» **Stored data**
+++++
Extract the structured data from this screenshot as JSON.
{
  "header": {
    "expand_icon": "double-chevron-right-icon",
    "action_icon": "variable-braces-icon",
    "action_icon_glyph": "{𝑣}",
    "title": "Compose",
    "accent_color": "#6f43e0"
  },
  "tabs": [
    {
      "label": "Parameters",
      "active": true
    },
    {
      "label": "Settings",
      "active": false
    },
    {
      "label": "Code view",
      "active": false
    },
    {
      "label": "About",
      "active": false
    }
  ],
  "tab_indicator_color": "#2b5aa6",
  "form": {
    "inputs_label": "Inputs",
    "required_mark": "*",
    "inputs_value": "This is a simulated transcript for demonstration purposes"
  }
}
+++++
» **Short task**
Give back the data above exactly as it appears.

» **Answer for this exercise**
Extract the structured data from this screenshot as JSON.
{
  "header": {
    "expand_icon": "double-chevron-right-icon",
    "action_icon": "variable-braces-icon",
    "action_icon_glyph": "{𝑣}",
    "title": "Compose",
    "accent_color": "#6f43e0"
  },
  "tabs": [
    {
      "label": "Parameters",
      "active": true
    },
    {
      "label": "Settings",
      "active": false
    },
    {
      "label": "Code view",
      "active": false
    },
    {
      "label": "About",
      "active": false
    }
  ],
  "tab_indicator_color": "#2b5aa6",
  "form": {
    "inputs_label": "Inputs",
    "required_mark": "*",
    "inputs_value": "This is a simulated transcript for demonstration purposes"
  }
}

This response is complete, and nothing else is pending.